Your answer should be one number: how many lines of the records hold the string "Aktif".
########
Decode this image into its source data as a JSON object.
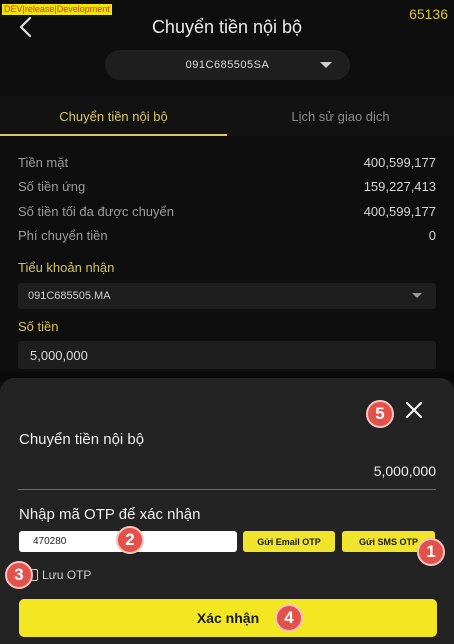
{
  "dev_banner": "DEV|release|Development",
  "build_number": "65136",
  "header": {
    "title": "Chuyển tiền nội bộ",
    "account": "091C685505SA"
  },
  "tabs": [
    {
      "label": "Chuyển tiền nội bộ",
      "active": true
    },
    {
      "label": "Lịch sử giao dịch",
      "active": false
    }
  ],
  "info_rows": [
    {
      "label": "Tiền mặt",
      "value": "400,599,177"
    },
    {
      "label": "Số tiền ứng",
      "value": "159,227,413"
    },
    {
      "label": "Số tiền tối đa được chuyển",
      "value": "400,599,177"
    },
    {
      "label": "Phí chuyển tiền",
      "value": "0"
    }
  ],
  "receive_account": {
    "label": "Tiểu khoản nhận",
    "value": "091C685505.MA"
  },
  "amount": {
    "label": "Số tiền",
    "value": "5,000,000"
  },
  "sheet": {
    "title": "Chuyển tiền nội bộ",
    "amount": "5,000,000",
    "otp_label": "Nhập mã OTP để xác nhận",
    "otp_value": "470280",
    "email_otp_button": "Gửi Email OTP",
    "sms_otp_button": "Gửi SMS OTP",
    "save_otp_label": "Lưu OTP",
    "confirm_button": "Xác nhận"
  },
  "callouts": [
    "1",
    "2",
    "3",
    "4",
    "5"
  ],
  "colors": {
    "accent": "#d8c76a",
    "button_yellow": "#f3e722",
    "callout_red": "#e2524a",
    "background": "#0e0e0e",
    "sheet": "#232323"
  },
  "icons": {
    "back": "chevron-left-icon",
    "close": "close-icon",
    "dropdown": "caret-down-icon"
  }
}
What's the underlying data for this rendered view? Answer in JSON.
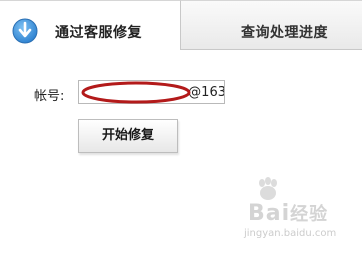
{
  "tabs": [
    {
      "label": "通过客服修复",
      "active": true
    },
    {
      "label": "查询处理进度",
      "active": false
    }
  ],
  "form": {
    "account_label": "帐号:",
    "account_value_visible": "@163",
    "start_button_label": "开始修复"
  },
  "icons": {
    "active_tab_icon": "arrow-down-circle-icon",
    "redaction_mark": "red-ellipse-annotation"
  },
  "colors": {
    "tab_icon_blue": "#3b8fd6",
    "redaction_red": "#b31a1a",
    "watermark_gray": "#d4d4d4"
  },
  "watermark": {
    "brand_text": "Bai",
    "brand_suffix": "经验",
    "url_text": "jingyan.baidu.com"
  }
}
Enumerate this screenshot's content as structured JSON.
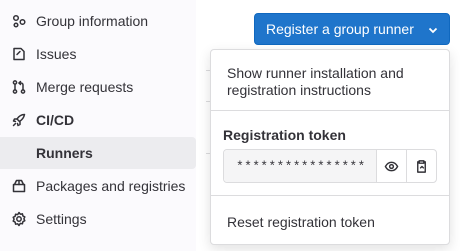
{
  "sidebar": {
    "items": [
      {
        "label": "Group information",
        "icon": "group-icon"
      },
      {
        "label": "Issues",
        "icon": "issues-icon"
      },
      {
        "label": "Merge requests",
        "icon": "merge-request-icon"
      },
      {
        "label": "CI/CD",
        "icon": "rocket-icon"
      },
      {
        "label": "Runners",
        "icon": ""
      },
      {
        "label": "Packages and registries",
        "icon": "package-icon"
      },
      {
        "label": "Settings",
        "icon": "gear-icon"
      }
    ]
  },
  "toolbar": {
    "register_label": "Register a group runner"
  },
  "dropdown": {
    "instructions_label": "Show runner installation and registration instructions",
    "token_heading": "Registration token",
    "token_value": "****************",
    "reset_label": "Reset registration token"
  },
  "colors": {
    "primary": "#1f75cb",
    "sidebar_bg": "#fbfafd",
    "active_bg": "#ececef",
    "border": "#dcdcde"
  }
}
########
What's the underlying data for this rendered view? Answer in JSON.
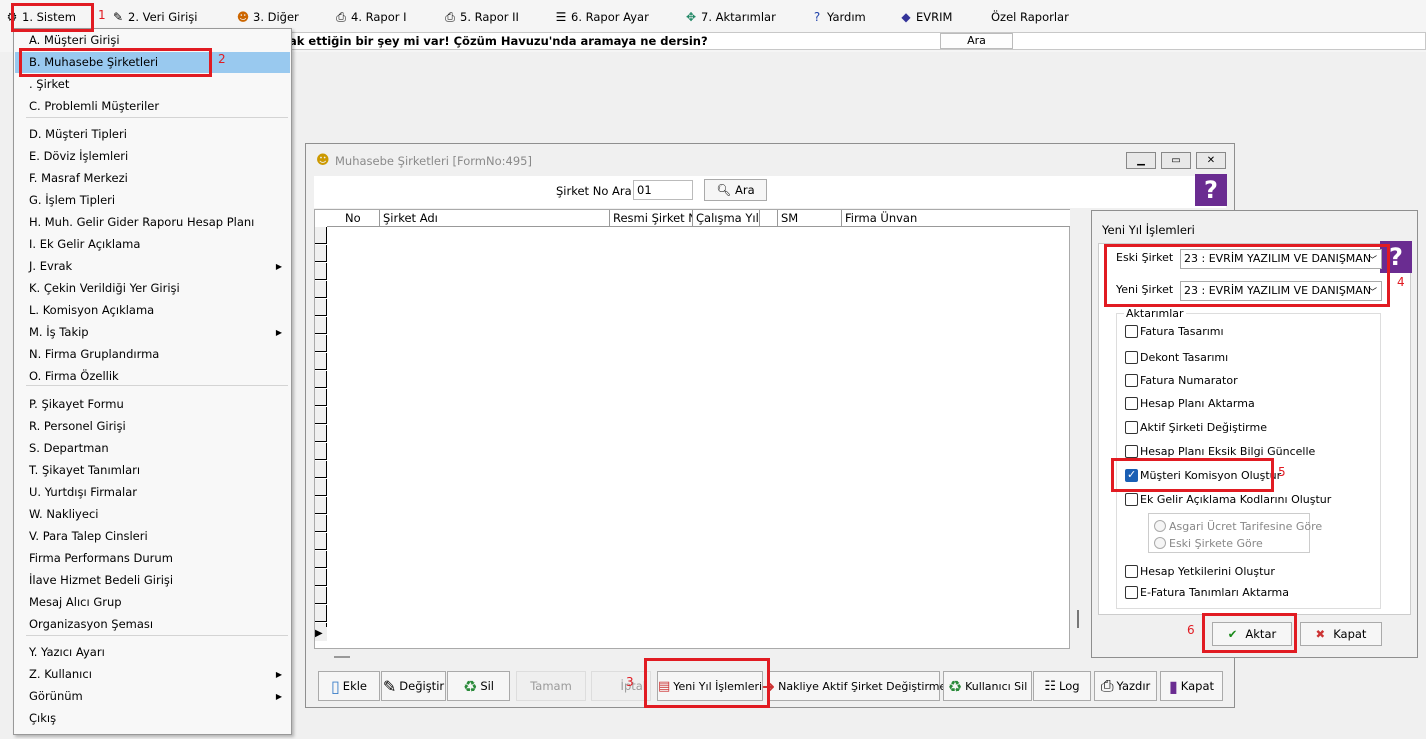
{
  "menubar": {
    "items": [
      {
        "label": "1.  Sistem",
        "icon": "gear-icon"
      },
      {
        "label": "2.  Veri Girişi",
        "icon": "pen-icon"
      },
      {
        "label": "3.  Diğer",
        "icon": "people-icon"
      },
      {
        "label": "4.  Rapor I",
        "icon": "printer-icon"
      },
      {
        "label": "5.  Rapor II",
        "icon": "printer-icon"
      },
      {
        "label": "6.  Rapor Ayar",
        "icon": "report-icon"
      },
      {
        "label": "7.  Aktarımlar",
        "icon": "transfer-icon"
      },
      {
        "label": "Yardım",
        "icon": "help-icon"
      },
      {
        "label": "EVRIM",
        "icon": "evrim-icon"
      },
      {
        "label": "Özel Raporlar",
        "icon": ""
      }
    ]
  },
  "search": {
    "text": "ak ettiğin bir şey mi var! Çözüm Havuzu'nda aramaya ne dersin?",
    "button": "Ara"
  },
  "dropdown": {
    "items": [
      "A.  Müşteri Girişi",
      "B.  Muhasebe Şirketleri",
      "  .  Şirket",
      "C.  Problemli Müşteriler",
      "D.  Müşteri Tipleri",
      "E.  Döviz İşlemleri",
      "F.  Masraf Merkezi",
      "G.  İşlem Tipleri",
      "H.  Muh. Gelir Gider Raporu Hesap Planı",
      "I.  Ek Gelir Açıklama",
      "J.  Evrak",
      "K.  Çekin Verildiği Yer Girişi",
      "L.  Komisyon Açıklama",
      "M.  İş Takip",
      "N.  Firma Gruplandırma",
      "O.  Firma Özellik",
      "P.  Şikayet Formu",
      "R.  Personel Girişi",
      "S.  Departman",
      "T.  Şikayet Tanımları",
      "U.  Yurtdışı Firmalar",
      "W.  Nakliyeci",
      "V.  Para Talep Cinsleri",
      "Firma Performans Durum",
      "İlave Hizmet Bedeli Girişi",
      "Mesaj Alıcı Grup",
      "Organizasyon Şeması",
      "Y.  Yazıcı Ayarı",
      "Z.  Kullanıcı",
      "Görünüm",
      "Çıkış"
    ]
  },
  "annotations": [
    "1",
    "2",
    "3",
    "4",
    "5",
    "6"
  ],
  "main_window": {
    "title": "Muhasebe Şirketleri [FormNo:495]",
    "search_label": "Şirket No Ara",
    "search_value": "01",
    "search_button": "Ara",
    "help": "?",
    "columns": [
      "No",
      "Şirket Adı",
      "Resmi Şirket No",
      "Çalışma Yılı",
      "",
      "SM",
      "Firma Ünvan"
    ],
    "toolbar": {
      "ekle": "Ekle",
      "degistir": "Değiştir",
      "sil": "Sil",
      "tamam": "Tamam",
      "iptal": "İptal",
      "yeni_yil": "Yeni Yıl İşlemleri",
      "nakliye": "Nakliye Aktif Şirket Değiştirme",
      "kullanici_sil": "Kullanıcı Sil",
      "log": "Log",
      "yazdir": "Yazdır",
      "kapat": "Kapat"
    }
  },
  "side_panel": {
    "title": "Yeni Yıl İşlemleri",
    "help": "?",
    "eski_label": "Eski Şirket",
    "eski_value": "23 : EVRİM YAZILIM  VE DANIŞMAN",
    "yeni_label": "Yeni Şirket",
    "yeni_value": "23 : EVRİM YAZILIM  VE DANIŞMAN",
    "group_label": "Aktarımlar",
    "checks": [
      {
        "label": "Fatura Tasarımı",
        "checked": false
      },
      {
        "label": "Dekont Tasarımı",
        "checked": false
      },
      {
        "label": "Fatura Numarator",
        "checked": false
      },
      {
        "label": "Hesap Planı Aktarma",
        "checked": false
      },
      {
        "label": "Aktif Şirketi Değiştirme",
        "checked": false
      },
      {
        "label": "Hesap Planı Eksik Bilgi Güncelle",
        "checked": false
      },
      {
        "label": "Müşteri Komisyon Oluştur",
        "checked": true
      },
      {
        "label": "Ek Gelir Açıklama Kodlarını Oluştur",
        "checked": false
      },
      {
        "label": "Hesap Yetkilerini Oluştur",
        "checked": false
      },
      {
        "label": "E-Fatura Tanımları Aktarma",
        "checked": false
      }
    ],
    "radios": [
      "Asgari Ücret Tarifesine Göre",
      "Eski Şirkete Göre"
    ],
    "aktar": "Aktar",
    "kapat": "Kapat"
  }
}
########
FINAL ANSWER:
2